EXTRACTED RECORDS.
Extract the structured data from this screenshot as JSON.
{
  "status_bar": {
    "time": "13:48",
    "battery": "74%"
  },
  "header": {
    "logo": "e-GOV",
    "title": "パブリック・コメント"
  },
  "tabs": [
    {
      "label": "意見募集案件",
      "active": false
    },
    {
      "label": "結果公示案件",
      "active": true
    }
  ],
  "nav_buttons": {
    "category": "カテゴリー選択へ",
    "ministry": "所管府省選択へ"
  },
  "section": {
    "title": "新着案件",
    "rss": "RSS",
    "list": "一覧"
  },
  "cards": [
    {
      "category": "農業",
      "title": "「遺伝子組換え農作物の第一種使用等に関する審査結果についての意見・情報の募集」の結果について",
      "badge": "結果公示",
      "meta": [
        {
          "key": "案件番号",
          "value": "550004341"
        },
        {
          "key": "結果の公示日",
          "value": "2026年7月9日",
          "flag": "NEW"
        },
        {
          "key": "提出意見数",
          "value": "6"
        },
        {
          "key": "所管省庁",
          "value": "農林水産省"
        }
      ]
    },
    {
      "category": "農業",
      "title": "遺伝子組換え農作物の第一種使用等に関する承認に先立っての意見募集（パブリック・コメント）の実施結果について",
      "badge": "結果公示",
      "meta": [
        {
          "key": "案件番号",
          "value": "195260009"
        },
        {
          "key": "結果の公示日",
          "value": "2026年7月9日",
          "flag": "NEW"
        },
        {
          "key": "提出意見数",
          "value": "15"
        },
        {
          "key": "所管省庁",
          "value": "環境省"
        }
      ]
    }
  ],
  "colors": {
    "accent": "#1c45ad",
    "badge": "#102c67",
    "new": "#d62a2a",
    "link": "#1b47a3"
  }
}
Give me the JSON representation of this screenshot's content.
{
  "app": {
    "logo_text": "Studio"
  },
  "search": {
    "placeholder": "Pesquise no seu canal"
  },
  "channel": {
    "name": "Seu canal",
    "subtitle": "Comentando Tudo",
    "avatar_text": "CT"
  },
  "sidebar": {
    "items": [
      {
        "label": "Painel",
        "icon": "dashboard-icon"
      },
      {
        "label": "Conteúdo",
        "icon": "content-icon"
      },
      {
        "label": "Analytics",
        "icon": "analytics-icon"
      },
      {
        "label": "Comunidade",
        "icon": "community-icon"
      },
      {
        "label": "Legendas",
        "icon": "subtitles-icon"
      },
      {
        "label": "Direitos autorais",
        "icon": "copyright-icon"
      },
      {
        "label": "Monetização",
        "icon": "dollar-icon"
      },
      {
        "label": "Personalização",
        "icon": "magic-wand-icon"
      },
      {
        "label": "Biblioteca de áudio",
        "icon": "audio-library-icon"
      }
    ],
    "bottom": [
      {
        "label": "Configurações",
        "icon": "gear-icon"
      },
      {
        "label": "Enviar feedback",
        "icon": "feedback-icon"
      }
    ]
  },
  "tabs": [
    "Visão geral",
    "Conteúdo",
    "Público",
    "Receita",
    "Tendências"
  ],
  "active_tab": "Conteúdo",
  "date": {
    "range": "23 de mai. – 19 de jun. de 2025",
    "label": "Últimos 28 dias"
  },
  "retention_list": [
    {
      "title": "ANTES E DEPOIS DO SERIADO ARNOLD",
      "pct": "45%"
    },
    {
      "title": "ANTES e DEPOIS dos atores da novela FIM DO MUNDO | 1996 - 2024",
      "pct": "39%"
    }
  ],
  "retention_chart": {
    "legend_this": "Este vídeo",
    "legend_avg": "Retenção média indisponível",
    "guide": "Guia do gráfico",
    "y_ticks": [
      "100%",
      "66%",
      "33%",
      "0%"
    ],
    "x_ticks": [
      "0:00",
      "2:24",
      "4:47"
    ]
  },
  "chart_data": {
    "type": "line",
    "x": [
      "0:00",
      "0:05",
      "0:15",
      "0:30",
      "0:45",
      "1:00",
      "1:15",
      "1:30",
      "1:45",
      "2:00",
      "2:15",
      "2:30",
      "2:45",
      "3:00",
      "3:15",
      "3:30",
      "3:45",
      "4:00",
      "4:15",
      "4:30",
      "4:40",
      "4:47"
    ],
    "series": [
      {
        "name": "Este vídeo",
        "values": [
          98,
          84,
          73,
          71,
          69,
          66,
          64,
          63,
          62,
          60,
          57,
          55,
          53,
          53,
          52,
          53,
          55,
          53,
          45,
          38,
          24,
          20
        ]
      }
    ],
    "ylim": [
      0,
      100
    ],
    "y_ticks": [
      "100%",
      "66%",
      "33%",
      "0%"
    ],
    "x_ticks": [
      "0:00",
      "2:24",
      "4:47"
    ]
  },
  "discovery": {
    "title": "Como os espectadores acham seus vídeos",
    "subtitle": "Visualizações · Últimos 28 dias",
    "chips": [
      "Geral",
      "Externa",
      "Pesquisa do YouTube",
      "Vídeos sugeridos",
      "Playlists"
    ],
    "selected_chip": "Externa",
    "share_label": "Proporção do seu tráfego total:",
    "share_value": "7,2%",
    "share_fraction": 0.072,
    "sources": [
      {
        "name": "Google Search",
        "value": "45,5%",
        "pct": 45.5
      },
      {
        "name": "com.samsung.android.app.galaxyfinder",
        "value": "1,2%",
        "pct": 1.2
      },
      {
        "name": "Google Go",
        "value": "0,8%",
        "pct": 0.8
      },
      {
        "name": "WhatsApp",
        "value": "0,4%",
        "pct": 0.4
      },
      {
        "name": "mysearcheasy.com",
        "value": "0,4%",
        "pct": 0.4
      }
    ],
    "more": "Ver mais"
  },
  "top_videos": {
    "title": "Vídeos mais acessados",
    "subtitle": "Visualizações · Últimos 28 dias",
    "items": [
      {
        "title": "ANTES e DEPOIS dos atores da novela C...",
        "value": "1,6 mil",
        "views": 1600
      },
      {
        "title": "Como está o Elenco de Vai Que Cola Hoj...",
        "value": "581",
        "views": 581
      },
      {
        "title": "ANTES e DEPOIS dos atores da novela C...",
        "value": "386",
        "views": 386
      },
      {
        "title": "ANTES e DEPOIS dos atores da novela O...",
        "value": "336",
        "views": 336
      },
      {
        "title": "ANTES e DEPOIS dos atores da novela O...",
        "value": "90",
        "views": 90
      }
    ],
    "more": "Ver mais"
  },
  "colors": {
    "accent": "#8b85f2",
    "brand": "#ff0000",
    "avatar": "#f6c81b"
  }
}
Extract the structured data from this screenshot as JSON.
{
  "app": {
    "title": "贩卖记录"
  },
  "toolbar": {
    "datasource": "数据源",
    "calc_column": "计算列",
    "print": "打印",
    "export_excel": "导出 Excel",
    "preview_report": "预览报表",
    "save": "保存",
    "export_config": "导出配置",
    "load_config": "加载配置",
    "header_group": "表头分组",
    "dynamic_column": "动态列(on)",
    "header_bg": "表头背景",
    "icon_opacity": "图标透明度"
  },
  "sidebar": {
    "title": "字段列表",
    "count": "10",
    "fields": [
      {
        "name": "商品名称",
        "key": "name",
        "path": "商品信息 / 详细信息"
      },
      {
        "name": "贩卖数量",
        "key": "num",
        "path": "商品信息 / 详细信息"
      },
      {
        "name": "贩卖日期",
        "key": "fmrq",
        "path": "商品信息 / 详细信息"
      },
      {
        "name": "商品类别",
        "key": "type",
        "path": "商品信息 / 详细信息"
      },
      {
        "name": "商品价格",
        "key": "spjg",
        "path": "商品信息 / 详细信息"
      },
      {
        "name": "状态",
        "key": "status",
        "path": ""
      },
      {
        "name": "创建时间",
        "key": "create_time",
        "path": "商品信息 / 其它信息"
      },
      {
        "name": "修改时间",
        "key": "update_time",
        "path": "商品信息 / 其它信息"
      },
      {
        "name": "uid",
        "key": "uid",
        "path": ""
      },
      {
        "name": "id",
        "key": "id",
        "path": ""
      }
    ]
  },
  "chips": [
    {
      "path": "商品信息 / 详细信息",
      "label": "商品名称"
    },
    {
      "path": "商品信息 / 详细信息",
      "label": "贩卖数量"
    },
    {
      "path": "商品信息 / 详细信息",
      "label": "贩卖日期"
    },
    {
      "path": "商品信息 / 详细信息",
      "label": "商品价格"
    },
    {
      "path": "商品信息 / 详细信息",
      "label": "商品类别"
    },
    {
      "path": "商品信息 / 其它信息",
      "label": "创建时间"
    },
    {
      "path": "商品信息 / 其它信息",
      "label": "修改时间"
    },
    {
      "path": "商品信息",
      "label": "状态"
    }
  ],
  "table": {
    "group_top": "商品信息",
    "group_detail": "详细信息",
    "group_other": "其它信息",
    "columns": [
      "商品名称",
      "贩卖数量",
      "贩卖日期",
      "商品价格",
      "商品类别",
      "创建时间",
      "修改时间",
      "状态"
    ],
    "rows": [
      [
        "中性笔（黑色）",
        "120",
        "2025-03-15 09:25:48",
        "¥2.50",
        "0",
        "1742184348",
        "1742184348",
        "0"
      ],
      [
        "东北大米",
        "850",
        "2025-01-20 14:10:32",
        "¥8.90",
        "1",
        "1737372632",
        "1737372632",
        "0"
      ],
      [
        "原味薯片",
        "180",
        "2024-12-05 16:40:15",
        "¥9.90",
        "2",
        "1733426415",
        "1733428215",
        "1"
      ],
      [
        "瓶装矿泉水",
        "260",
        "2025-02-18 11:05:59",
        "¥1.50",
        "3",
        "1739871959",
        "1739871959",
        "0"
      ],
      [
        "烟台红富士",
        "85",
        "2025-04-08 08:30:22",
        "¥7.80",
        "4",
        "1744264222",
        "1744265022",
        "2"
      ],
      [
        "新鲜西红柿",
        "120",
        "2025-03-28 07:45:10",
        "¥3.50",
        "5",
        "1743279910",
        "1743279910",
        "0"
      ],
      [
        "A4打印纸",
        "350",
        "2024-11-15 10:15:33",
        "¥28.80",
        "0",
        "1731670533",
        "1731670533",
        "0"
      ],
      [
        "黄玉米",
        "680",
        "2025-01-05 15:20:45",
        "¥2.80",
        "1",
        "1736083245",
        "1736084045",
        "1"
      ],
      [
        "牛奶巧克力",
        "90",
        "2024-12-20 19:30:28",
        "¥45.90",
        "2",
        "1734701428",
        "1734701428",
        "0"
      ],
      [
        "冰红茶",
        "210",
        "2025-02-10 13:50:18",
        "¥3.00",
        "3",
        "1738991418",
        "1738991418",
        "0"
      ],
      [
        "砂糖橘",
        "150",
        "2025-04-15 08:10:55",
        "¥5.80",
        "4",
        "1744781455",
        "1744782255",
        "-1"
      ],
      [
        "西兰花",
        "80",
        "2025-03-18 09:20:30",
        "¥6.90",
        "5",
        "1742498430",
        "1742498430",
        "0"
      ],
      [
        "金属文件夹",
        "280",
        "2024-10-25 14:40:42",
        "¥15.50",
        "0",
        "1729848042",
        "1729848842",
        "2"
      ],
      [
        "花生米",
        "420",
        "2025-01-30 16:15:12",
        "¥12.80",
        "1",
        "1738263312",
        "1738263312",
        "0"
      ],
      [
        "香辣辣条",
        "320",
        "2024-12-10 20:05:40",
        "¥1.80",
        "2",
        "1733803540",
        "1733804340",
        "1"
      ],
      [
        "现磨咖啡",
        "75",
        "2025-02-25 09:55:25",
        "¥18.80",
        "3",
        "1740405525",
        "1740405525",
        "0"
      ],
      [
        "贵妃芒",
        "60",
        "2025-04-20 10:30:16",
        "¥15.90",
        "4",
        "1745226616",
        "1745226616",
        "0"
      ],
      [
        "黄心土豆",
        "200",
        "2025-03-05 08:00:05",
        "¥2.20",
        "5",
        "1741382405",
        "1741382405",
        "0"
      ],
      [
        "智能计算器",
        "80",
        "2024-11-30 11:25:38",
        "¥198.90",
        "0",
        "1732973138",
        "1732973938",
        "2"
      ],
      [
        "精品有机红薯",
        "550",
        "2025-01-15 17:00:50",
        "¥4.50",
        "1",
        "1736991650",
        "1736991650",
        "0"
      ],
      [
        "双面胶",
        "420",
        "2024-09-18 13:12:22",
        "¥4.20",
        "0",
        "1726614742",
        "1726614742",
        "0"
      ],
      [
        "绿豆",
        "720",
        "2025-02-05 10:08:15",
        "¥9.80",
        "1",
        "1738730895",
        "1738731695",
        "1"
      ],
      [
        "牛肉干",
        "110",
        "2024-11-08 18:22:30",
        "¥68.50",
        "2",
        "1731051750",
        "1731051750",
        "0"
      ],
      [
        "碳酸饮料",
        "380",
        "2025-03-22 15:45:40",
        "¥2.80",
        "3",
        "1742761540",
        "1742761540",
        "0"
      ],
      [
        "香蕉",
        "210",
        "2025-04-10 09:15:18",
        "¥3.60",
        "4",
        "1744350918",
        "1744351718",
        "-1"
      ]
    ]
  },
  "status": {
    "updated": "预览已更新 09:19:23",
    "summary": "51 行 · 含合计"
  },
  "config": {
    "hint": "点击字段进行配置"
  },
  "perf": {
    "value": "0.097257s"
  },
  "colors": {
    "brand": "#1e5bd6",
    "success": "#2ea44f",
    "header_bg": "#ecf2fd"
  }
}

EXERCISE REQUIREMENTS.
Select and copy every line from the records that includes the word "views".

RIGHT ANSWER.
        "views": 1600
        "views": 581
        "views": 386
        "views": 336
        "views": 90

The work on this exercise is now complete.